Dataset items
========================================

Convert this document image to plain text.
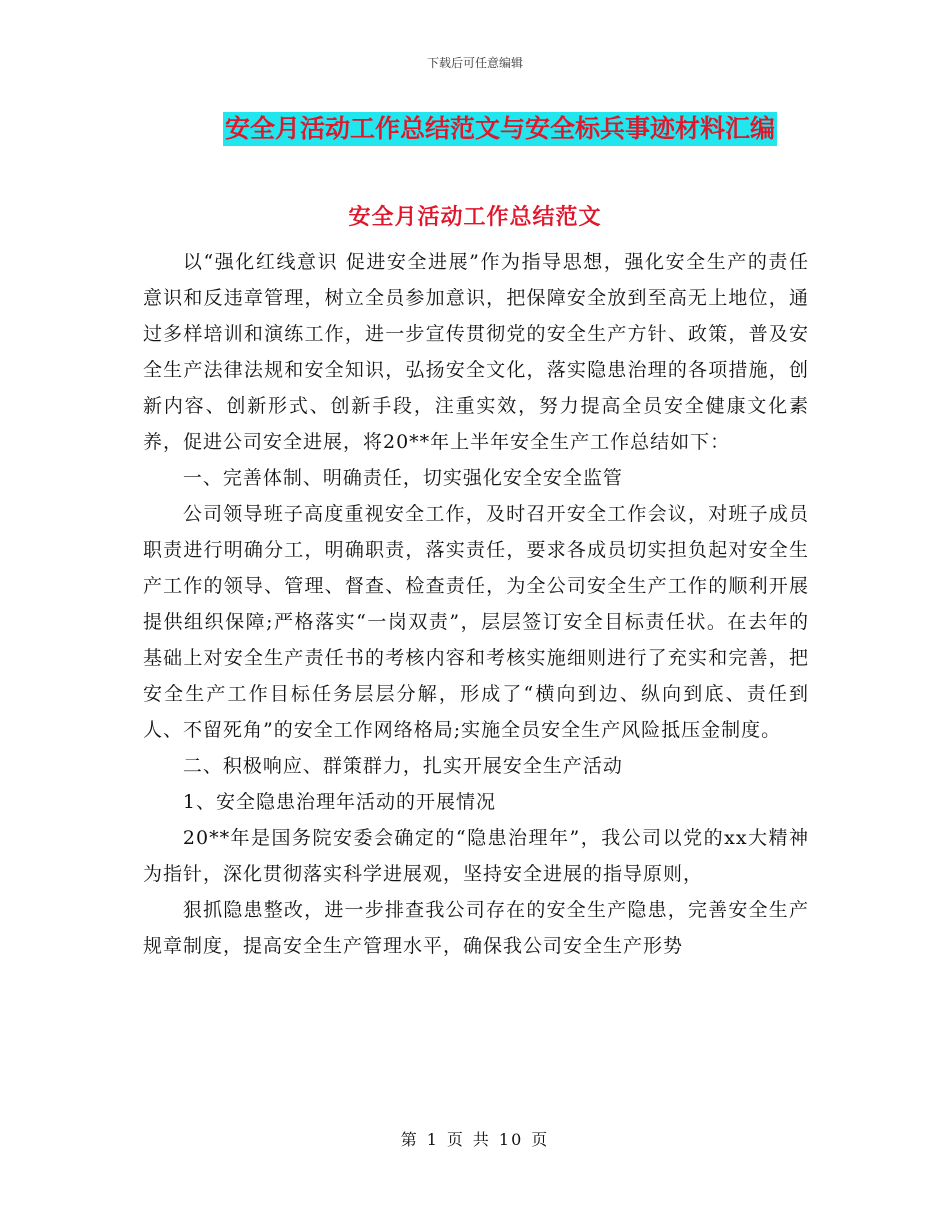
下载后可任意编辑
安全月活动工作总结范文与安全标兵事迹材料汇编
安全月活动工作总结范文

以“强化红线意识 促进安全进展”作为指导思想，强化安全生产的责任意识和反违章管理，树立全员参加意识，把保障安全放到至高无上地位，通过多样培训和演练工作，进一步宣传贯彻党的安全生产方针、政策，普及安全生产法律法规和安全知识，弘扬安全文化，落实隐患治理的各项措施，创新内容、创新形式、创新手段，注重实效，努力提高全员安全健康文化素养，促进公司安全进展，将20**年上半年安全生产工作总结如下：

一、完善体制、明确责任，切实强化安全安全监管

公司领导班子高度重视安全工作，及时召开安全工作会议，对班子成员职责进行明确分工，明确职责，落实责任，要求各成员切实担负起对安全生产工作的领导、管理、督查、检查责任，为全公司安全生产工作的顺利开展提供组织保障;严格落实“一岗双责”，层层签订安全目标责任状。在去年的基础上对安全生产责任书的考核内容和考核实施细则进行了充实和完善，把安全生产工作目标任务层层分解，形成了“横向到边、纵向到底、责任到人、不留死角”的安全工作网络格局;实施全员安全生产风险抵压金制度。

二、积极响应、群策群力，扎实开展安全生产活动

1、安全隐患治理年活动的开展情况

20**年是国务院安委会确定的“隐患治理年”，我公司以党的xx大精神为指针，深化贯彻落实科学进展观，坚持安全进展的指导原则，

狠抓隐患整改，进一步排查我公司存在的安全生产隐患，完善安全生产规章制度，提高安全生产管理水平，确保我公司安全生产形势

第 1 页 共 10 页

========================================

Copy the records exactly. Skip the pictures.

Solution below
Convert this document image to plain text.
下载后可任意编辑
安全月活动工作总结范文与安全标兵事迹材料汇编
安全月活动工作总结范文

以“强化红线意识 促进安全进展”作为指导思想，强化安全生产的责任意识和反违章管理，树立全员参加意识，把保障安全放到至高无上地位，通过多样培训和演练工作，进一步宣传贯彻党的安全生产方针、政策，普及安全生产法律法规和安全知识，弘扬安全文化，落实隐患治理的各项措施，创新内容、创新形式、创新手段，注重实效，努力提高全员安全健康文化素养，促进公司安全进展，将20**年上半年安全生产工作总结如下：

一、完善体制、明确责任，切实强化安全安全监管

公司领导班子高度重视安全工作，及时召开安全工作会议，对班子成员职责进行明确分工，明确职责，落实责任，要求各成员切实担负起对安全生产工作的领导、管理、督查、检查责任，为全公司安全生产工作的顺利开展提供组织保障;严格落实“一岗双责”，层层签订安全目标责任状。在去年的基础上对安全生产责任书的考核内容和考核实施细则进行了充实和完善，把安全生产工作目标任务层层分解，形成了“横向到边、纵向到底、责任到人、不留死角”的安全工作网络格局;实施全员安全生产风险抵压金制度。

二、积极响应、群策群力，扎实开展安全生产活动

1、安全隐患治理年活动的开展情况

20**年是国务院安委会确定的“隐患治理年”，我公司以党的xx大精神为指针，深化贯彻落实科学进展观，坚持安全进展的指导原则，

狠抓隐患整改，进一步排查我公司存在的安全生产隐患，完善安全生产规章制度，提高安全生产管理水平，确保我公司安全生产形势

第 1 页 共 10 页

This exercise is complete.